WORK TO COMPLETE:
Return the whole listing exactly as it stands.

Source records
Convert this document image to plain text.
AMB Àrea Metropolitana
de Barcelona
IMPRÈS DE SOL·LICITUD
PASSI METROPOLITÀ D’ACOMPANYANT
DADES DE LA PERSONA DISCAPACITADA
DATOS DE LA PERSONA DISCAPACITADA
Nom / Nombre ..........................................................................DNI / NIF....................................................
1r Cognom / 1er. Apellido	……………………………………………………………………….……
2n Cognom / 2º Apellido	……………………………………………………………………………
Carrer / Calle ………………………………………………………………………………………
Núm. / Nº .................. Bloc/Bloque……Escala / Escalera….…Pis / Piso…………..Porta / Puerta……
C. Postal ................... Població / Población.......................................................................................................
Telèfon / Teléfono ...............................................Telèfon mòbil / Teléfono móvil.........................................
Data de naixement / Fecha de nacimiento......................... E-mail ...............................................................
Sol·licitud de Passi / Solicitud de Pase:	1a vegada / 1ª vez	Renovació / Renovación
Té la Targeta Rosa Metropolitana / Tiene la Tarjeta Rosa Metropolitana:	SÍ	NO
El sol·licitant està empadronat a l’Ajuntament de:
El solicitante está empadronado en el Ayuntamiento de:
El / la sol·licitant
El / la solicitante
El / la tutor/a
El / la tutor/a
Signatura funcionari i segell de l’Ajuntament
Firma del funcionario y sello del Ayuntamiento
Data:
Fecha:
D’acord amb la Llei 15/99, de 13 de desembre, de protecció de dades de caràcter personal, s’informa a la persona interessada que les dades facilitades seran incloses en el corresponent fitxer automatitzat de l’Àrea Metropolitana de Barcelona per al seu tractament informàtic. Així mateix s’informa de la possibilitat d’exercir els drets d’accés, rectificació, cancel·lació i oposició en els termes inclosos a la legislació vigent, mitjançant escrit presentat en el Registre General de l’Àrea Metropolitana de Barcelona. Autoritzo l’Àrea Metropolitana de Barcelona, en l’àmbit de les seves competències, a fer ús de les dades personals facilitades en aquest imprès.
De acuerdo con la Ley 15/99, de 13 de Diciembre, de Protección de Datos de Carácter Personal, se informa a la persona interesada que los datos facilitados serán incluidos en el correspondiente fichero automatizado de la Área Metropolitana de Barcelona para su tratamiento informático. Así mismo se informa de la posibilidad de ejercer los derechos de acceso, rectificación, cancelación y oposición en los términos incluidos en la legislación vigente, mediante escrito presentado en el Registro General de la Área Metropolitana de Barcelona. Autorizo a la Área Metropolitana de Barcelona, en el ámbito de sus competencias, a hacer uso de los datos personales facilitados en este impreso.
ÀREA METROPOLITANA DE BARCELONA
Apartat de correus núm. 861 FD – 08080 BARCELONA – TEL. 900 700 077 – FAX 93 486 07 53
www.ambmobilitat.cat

RESPONSE TO THE EXERCISE:
Convert this document image to plain text.
AMB Àrea Metropolitana
de Barcelona
IMPRÈS DE SOL·LICITUD
PASSI METROPOLITÀ D’ACOMPANYANT
DADES DE LA PERSONA DISCAPACITADA
DATOS DE LA PERSONA DISCAPACITADA
Nom / Nombre ..........................................................................DNI / NIF....................................................
1r Cognom / 1er. Apellido	……………………………………………………………………….……
2n Cognom / 2º Apellido	……………………………………………………………………………
Carrer / Calle ………………………………………………………………………………………
Núm. / Nº .................. Bloc/Bloque……Escala / Escalera….…Pis / Piso…………..Porta / Puerta……
C. Postal ................... Població / Población.......................................................................................................
Telèfon / Teléfono ...............................................Telèfon mòbil / Teléfono móvil.........................................
Data de naixement / Fecha de nacimiento......................... E-mail ...............................................................
Sol·licitud de Passi / Solicitud de Pase:	1a vegada / 1ª vez	Renovació / Renovación
Té la Targeta Rosa Metropolitana / Tiene la Tarjeta Rosa Metropolitana:	SÍ	NO
El sol·licitant està empadronat a l’Ajuntament de:
El solicitante está empadronado en el Ayuntamiento de:
El / la sol·licitant
El / la solicitante
El / la tutor/a
El / la tutor/a
Signatura funcionari i segell de l’Ajuntament
Firma del funcionario y sello del Ayuntamiento
Data:
Fecha:
D’acord amb la Llei 15/99, de 13 de desembre, de protecció de dades de caràcter personal, s’informa a la persona interessada que les dades facilitades seran incloses en el corresponent fitxer automatitzat de l’Àrea Metropolitana de Barcelona per al seu tractament informàtic. Així mateix s’informa de la possibilitat d’exercir els drets d’accés, rectificació, cancel·lació i oposició en els termes inclosos a la legislació vigent, mitjançant escrit presentat en el Registre General de l’Àrea Metropolitana de Barcelona. Autoritzo l’Àrea Metropolitana de Barcelona, en l’àmbit de les seves competències, a fer ús de les dades personals facilitades en aquest imprès.
De acuerdo con la Ley 15/99, de 13 de Diciembre, de Protección de Datos de Carácter Personal, se informa a la persona interesada que los datos facilitados serán incluidos en el correspondiente fichero automatizado de la Área Metropolitana de Barcelona para su tratamiento informático. Así mismo se informa de la posibilidad de ejercer los derechos de acceso, rectificación, cancelación y oposición en los términos incluidos en la legislación vigente, mediante escrito presentado en el Registro General de la Área Metropolitana de Barcelona. Autorizo a la Área Metropolitana de Barcelona, en el ámbito de sus competencias, a hacer uso de los datos personales facilitados en este impreso.
ÀREA METROPOLITANA DE BARCELONA
Apartat de correus núm. 861 FD – 08080 BARCELONA – TEL. 900 700 077 – FAX 93 486 07 53
www.ambmobilitat.cat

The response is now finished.